- _The exercise_
Find and copy lines holding "panel".

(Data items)
○ ○ ○ ○

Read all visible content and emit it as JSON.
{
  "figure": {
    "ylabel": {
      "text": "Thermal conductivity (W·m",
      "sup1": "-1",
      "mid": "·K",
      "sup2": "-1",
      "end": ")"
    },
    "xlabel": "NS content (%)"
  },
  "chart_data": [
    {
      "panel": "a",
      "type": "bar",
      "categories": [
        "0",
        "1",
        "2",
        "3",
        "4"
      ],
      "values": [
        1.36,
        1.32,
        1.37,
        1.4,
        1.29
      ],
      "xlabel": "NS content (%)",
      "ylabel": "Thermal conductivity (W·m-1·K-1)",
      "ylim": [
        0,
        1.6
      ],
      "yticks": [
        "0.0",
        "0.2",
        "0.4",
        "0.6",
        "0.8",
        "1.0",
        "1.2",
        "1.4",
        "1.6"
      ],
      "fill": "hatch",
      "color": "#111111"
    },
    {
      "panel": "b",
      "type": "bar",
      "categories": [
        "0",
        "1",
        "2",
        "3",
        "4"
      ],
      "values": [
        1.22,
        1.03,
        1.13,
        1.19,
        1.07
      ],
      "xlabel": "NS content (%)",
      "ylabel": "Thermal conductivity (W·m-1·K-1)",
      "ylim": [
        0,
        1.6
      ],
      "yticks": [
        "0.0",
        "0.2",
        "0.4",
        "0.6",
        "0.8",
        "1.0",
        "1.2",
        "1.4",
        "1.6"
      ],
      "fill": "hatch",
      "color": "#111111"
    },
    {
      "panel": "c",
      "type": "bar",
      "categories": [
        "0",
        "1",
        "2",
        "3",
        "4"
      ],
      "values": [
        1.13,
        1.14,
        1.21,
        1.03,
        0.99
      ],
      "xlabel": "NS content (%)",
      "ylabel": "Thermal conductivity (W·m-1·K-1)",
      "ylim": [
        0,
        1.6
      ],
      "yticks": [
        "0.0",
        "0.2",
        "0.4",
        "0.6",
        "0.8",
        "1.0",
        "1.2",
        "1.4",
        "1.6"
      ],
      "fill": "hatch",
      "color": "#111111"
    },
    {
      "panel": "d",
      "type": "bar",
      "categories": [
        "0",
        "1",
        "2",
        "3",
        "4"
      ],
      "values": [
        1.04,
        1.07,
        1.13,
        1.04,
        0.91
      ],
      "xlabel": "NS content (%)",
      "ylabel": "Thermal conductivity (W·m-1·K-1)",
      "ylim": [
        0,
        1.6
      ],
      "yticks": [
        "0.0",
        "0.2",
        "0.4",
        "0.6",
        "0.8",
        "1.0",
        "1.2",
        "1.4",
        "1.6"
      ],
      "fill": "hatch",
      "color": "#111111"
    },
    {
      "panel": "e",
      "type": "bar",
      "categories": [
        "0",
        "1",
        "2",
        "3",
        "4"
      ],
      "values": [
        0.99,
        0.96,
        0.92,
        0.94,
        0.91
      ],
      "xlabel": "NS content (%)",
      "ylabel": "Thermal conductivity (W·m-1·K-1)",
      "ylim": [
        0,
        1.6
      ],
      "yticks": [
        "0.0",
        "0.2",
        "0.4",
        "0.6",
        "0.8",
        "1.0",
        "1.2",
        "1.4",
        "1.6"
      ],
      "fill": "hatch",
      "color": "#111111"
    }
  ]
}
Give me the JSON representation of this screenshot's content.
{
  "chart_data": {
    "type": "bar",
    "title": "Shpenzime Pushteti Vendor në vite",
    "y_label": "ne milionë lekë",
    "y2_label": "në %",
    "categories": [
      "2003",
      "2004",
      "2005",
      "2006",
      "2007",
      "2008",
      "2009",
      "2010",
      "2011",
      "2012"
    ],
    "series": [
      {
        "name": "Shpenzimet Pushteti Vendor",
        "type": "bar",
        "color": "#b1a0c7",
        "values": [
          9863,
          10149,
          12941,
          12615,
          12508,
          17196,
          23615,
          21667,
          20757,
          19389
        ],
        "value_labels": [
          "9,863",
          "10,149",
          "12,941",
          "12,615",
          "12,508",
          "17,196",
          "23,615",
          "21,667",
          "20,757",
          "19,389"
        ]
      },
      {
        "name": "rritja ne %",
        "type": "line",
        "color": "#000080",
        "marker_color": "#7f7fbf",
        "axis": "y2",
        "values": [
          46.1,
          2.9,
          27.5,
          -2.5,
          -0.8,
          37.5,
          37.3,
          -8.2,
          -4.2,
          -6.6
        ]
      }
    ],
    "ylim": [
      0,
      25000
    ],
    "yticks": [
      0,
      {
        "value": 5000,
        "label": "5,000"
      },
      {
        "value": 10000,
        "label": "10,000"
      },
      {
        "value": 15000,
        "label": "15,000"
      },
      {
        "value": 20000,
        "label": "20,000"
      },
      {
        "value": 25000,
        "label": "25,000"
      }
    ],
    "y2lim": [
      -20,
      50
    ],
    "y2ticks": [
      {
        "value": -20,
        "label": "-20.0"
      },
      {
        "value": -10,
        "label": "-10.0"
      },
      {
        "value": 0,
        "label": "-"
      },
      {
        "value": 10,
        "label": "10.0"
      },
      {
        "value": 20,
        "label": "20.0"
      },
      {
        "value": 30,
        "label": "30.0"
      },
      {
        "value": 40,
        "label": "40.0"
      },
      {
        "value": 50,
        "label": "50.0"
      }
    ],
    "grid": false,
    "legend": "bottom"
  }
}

○ ○ ○ ○

- _Result below_
      "panel": "a",
      "panel": "b",
      "panel": "c",
      "panel": "d",
      "panel": "e",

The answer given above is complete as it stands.